> **PROBLEM DESCRIPTION**
Check every line of the entries below for the word "this", and copy the ones that have it.

Data excerpts:
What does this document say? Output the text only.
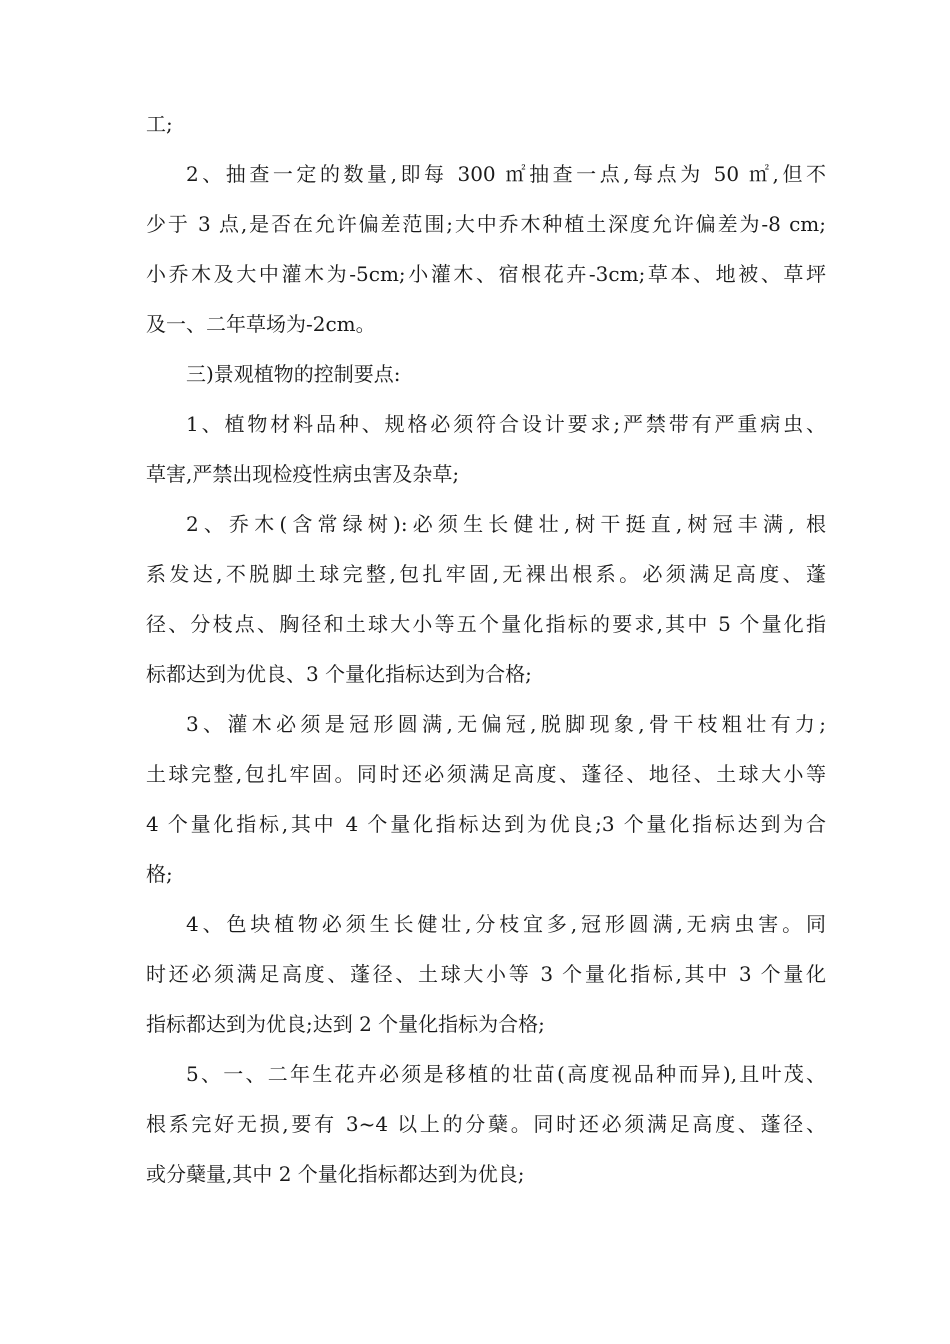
工;
2、抽查一定的数量,即每 300 ㎡抽查一点,每点为 50 ㎡,但不
少于 3 点,是否在允许偏差范围;大中乔木种植土深度允许偏差为-8 cm;
小乔木及大中灌木为-5cm;小灌木、宿根花卉-3cm;草本、地被、草坪
及一、二年草场为-2cm。
三)景观植物的控制要点:
1、植物材料品种、规格必须符合设计要求;严禁带有严重病虫、
草害,严禁出现检疫性病虫害及杂草;
2、乔木(含常绿树):必须生长健壮,树干挺直,树冠丰满, 根
系发达,不脱脚土球完整,包扎牢固,无裸出根系。必须满足高度、蓬
径、分枝点、胸径和土球大小等五个量化指标的要求,其中 5 个量化指
标都达到为优良、3 个量化指标达到为合格;
3、灌木必须是冠形圆满,无偏冠,脱脚现象,骨干枝粗壮有力;
土球完整,包扎牢固。同时还必须满足高度、蓬径、地径、土球大小等
4 个量化指标,其中 4 个量化指标达到为优良;3 个量化指标达到为合
格;
4、色块植物必须生长健壮,分枝宜多,冠形圆满,无病虫害。同
时还必须满足高度、蓬径、土球大小等 3 个量化指标,其中 3 个量化
指标都达到为优良;达到 2 个量化指标为合格;
5、一、二年生花卉必须是移植的壮苗(高度视品种而异),且叶茂、
根系完好无损,要有 3~4 以上的分蘖。同时还必须满足高度、蓬径、
或分蘖量,其中 2 个量化指标都达到为优良;
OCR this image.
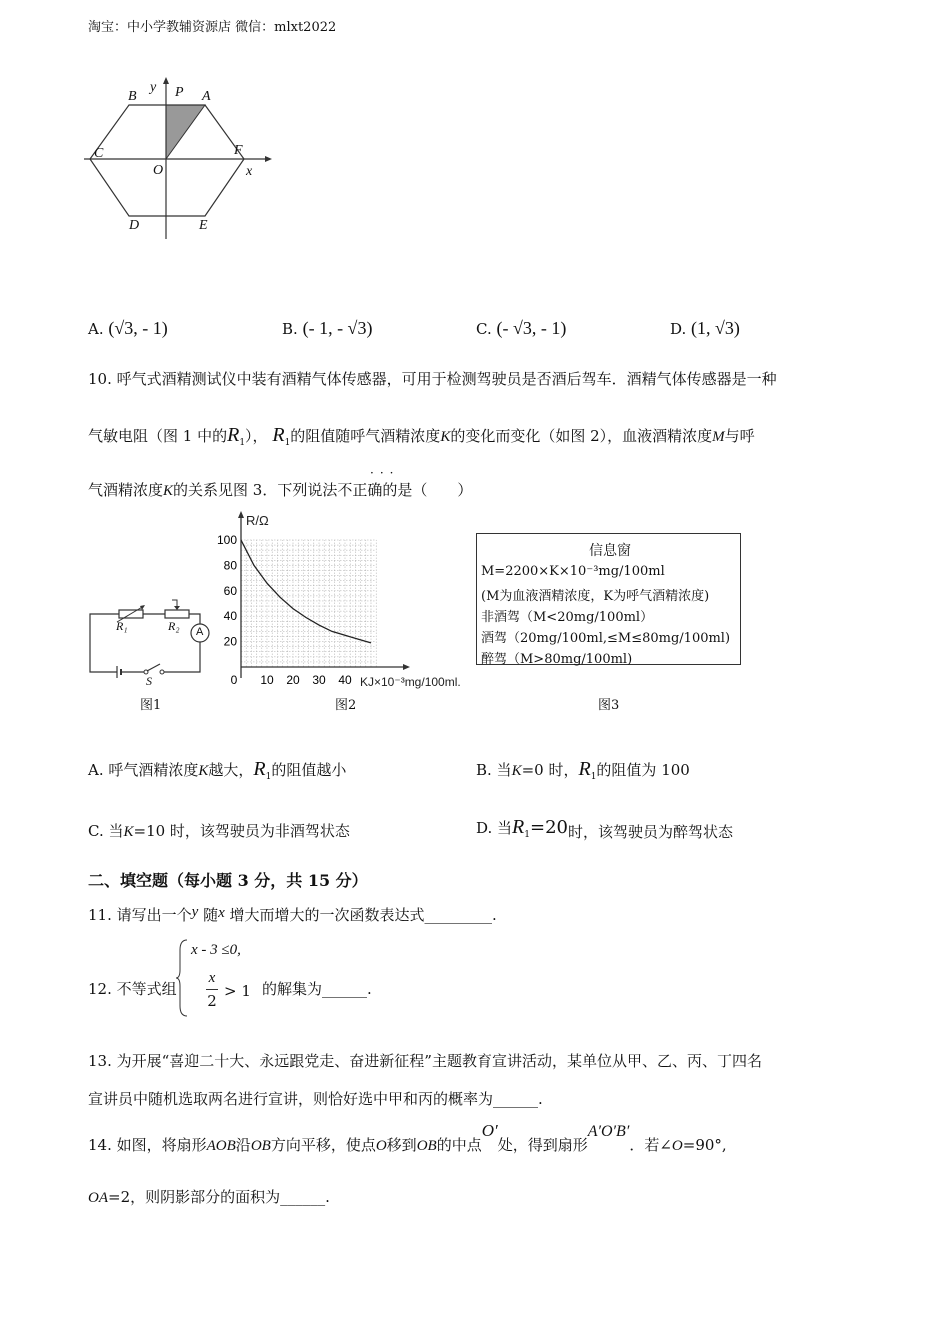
淘宝：中小学教辅资源店 微信：mlxt2022
B
y P A
C
O
F
x
D	E
A. (√3, - 1)	B. (- 1, - √3)	C. (- √3, - 1)	D. (1, √3)
10. 呼气式酒精测试仪中装有酒精气体传感器，可用于检测驾驶员是否酒后驾车．酒精气体传感器是一种
气敏电阻（图 1 中的$R_1$）， $R_1$的阻值随呼气酒精浓度K的变化而变化（如图 2），血液酒精浓度M与呼
···
气酒精浓度K的关系见图 3．下列说法不正确的是（　　）
R₁	R₂ A
S
图1
100
80
60
40
20
0 10 20 30 40
R/Ω
KJ×10⁻³mg/100ml.
图2
信息窗
M=2200×K×10⁻³mg/100ml
(M为血液酒精浓度，K为呼气酒精浓度)
非酒驾（M<20mg/100ml）
酒驾（20mg/100ml,≤M≤80mg/100ml)
醉驾（M>80mg/100ml)
图3
A. 呼气酒精浓度K越大，$R_1$的阻值越小	B. 当K=0 时，$R_1$的阻值为 100
C. 当K=10 时，该驾驶员为非酒驾状态	D. 当$R_1=20$时，该驾驶员为醉驾状态
二、填空题（每小题 3 分，共 15 分）
11. 请写出一个y 随x 增大而增大的一次函数表达式_________.
12. 不等式组
x - 3 ≤0,
x
2
> 1 的解集为______.
13. 为开展“喜迎二十大、永远跟党走、奋进新征程”主题教育宣讲活动，某单位从甲、乙、丙、丁四名
宣讲员中随机选取两名进行宣讲，则恰好选中甲和丙的概率为______.
14. 如图，将扇形AOB沿OB方向平移，使点O移到OB的中点O′处，得到扇形A′O′B′．若∠O=90°,
OA=2，则阴影部分的面积为______.
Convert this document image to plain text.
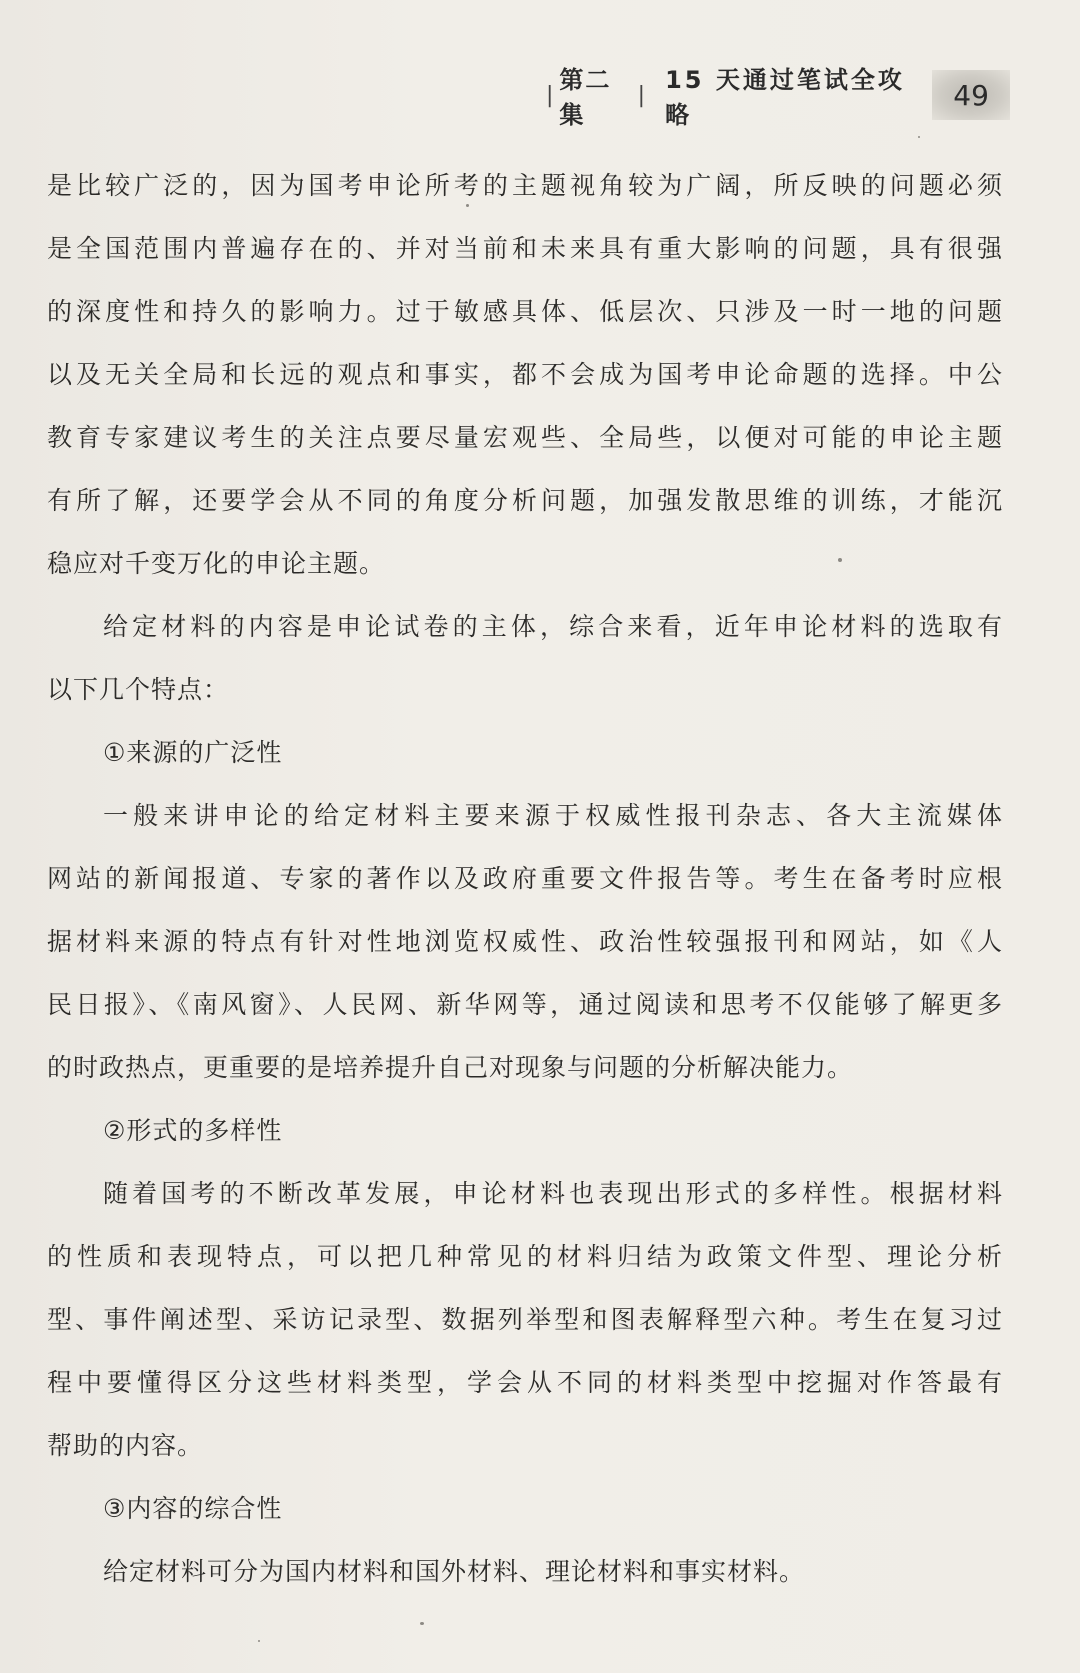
|
第二集
|
15 天通过笔试全攻略
49
是比较广泛的，因为国考申论所考的主题视角较为广阔，所反映的问题必须
是全国范围内普遍存在的、并对当前和未来具有重大影响的问题，具有很强
的深度性和持久的影响力。过于敏感具体、低层次、只涉及一时一地的问题
以及无关全局和长远的观点和事实，都不会成为国考申论命题的选择。中公
教育专家建议考生的关注点要尽量宏观些、全局些，以便对可能的申论主题
有所了解，还要学会从不同的角度分析问题，加强发散思维的训练，才能沉
稳应对千变万化的申论主题。
给定材料的内容是申论试卷的主体，综合来看，近年申论材料的选取有
以下几个特点：
①来源的广泛性
一般来讲申论的给定材料主要来源于权威性报刊杂志、各大主流媒体
网站的新闻报道、专家的著作以及政府重要文件报告等。考生在备考时应根
据材料来源的特点有针对性地浏览权威性、政治性较强报刊和网站，如《人
民日报》、《南风窗》、人民网、新华网等，通过阅读和思考不仅能够了解更多
的时政热点，更重要的是培养提升自己对现象与问题的分析解决能力。
②形式的多样性
随着国考的不断改革发展，申论材料也表现出形式的多样性。根据材料
的性质和表现特点，可以把几种常见的材料归结为政策文件型、理论分析
型、事件阐述型、采访记录型、数据列举型和图表解释型六种。考生在复习过
程中要懂得区分这些材料类型，学会从不同的材料类型中挖掘对作答最有
帮助的内容。
③内容的综合性
给定材料可分为国内材料和国外材料、理论材料和事实材料。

> **WRITTEN ANSWER**
What does this document say? Output the text only.
OCR this image.
Convert this document image to plain text.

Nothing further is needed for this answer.